--- Start Supplied entries ---

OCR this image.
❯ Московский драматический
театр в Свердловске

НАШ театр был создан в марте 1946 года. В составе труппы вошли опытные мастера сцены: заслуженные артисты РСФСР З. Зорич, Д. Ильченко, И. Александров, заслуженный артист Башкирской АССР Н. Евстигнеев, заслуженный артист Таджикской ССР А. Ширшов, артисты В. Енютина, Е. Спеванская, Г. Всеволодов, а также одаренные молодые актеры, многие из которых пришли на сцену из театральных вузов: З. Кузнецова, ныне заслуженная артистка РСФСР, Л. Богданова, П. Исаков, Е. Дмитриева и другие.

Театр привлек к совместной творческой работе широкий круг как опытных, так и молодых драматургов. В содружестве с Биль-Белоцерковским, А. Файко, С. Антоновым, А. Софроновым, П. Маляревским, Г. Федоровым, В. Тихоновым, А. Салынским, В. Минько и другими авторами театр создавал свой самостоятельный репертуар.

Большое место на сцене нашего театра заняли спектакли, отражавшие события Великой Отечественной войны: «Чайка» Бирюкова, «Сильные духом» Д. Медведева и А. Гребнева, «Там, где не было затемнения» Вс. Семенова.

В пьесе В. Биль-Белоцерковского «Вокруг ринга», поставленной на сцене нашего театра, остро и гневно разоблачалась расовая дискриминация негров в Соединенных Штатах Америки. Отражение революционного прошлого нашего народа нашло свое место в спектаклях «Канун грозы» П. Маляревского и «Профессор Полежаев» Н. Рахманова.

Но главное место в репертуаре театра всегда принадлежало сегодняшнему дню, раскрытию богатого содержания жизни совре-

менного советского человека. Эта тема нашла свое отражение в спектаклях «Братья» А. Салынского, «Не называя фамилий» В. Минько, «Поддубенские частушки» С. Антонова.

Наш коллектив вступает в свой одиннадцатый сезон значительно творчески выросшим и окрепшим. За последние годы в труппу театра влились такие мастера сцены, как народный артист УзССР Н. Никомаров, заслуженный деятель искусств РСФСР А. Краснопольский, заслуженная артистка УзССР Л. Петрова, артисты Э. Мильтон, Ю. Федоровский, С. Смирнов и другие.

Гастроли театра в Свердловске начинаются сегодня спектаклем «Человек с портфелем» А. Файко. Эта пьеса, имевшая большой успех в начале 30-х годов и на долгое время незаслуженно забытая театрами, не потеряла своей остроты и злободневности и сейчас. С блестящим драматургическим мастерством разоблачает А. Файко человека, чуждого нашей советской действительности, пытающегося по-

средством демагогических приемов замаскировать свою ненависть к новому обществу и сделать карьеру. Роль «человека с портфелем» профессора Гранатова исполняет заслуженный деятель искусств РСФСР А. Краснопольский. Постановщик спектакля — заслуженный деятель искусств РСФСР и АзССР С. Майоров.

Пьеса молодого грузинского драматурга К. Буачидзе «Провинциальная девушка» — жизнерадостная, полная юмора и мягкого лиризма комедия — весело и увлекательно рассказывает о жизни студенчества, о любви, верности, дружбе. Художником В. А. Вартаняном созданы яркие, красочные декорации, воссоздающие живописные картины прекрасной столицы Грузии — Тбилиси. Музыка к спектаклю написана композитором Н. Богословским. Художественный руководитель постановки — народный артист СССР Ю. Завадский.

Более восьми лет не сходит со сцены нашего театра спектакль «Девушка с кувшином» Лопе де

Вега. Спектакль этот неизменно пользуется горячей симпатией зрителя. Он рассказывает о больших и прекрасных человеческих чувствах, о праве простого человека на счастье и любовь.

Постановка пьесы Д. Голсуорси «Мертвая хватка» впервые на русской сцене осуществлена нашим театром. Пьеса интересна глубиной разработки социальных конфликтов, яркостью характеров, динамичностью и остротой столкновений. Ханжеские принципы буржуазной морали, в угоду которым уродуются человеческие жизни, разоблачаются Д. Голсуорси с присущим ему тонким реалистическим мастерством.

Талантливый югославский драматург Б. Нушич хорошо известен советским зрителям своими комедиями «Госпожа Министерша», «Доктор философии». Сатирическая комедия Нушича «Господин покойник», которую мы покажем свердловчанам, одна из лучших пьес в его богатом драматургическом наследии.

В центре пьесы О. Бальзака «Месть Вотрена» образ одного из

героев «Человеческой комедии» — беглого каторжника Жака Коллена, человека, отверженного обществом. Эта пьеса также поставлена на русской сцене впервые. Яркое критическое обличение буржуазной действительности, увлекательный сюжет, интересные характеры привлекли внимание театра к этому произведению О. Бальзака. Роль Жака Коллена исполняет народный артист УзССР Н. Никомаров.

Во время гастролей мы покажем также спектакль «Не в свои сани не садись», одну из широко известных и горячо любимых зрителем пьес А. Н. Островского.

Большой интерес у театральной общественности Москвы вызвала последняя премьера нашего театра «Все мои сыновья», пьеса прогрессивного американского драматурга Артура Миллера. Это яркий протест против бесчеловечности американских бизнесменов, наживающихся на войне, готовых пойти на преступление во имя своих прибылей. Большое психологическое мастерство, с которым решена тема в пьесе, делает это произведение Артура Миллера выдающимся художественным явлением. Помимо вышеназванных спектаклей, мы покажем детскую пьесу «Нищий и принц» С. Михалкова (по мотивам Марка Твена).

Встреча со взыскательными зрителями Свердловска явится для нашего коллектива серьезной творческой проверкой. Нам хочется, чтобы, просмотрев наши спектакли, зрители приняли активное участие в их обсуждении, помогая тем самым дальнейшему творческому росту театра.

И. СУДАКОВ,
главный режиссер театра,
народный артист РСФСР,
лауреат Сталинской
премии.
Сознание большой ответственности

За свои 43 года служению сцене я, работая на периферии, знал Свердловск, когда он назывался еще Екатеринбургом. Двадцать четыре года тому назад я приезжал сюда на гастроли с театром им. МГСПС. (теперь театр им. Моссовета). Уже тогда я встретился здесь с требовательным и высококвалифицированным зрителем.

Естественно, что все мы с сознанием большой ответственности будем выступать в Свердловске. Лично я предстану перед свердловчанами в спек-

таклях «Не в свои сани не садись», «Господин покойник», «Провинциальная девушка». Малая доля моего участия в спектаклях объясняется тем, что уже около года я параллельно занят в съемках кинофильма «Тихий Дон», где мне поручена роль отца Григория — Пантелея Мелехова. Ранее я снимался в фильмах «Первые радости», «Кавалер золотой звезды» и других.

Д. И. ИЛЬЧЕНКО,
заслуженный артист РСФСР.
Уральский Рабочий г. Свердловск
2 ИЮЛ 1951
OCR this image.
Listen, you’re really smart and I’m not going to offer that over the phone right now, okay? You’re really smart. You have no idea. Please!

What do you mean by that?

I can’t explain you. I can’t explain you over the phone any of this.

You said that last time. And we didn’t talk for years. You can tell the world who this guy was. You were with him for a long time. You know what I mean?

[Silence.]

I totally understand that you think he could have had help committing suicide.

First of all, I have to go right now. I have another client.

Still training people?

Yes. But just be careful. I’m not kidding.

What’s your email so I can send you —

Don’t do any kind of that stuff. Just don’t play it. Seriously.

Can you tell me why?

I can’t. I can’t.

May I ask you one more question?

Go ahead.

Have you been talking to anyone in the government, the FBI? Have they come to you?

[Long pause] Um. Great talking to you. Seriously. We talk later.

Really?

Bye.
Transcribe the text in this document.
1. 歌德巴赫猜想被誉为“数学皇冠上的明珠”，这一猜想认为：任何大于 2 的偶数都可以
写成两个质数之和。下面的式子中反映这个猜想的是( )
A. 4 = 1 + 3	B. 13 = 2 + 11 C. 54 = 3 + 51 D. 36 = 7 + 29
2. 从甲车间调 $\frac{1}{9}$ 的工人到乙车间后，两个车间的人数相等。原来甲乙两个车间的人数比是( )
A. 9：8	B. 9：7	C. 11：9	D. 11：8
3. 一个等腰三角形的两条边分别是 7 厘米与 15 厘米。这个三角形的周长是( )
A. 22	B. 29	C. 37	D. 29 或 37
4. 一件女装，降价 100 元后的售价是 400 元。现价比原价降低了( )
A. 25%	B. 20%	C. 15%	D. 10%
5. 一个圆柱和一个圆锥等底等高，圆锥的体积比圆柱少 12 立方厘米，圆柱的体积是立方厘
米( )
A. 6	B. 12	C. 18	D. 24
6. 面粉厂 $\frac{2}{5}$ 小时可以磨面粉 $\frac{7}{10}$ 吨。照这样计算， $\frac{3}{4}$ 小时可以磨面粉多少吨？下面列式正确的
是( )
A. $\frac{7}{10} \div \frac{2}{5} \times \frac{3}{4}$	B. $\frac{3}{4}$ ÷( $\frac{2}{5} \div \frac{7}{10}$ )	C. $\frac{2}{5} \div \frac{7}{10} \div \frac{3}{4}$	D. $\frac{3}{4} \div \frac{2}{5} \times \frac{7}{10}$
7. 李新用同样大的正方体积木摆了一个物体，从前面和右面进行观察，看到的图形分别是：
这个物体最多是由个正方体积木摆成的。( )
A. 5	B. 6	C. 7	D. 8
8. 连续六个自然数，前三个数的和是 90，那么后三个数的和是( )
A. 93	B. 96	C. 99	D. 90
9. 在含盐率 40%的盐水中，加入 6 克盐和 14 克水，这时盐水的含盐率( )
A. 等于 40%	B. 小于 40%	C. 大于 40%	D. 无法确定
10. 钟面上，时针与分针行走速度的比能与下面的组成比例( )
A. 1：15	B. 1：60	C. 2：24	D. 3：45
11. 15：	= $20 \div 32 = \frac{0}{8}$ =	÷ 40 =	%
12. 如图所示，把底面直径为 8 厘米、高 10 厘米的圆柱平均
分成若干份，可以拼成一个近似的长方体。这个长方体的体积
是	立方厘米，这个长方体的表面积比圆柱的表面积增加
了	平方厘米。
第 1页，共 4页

--- End Supplied entries ---

**Directive**
Identify the lines above that contain the word "жизни", then copy them.

**Task response**
Но главное место в репертуаре театра всегда принадлежало сегодняшнему дню, раскрытию богатого содержания жизни совре-
Пьеса молодого грузинского драматурга К. Буачидзе «Провинциальная девушка» — жизнерадостная, полная юмора и мягкого лиризма комедия — весело и увлекательно рассказывает о жизни студенчества, о любви, верности, дружбе. Художником В. А. Вартаняном созданы яркие, красочные декорации, воссоздающие живописные картины прекрасной столицы Грузии — Тбилиси. Музыка к спектаклю написана композитором Н. Богословским. Художественный руководитель постановки — народный артист СССР Ю. Завадский.
Постановка пьесы Д. Голсуорси «Мертвая хватка» впервые на русской сцене осуществлена нашим театром. Пьеса интересна глубиной разработки социальных конфликтов, яркостью характеров, динамичностью и остротой столкновений. Ханжеские принципы буржуазной морали, в угоду которым уродуются человеческие жизни, разоблачаются Д. Голсуорси с присущим ему тонким реалистическим мастерством.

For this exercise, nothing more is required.